■ Saved entries ■
━━━━━━━━━━

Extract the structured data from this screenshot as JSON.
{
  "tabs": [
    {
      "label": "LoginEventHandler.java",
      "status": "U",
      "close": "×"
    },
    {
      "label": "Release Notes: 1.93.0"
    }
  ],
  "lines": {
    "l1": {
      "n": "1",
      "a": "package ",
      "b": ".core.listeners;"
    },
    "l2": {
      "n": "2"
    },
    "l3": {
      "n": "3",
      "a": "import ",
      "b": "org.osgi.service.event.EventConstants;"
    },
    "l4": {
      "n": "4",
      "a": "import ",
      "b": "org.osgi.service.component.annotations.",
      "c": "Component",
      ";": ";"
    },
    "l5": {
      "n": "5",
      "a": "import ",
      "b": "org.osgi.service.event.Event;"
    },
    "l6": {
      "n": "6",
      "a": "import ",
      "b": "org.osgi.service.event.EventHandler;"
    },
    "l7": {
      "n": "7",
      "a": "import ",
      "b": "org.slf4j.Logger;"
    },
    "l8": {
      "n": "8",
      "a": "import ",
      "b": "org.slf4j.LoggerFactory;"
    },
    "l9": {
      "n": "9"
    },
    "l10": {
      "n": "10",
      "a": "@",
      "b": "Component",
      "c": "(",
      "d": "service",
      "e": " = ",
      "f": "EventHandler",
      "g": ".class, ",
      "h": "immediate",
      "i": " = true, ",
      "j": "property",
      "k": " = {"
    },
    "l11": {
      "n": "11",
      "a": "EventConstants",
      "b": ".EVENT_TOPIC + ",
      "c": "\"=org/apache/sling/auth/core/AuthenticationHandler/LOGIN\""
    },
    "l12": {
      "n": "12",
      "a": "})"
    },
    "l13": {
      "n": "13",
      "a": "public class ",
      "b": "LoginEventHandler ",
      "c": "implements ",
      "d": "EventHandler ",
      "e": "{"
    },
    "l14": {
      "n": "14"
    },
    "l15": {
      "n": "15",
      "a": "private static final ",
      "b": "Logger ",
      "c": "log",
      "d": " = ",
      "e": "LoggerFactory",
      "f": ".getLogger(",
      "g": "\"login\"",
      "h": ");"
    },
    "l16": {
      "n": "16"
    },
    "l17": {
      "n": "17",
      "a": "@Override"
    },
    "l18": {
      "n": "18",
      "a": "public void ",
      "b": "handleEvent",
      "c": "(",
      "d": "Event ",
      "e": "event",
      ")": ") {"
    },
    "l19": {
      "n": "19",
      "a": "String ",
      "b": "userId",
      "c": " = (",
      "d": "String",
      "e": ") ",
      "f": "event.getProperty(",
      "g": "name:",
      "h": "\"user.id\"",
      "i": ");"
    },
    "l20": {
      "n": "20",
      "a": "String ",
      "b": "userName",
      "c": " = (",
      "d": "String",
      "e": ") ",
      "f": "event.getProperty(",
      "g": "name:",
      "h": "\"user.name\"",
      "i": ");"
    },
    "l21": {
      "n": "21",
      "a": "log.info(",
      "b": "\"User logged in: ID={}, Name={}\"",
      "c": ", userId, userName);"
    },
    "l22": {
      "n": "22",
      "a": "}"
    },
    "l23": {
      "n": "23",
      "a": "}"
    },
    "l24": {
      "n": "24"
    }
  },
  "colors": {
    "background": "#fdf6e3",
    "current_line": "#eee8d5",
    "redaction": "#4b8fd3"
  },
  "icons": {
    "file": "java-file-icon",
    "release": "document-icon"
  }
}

━━━━━━━━━━

■ Task directions ■
Determine how many lines in the records contain "core", and reply with the number only.

■ Response below ■
2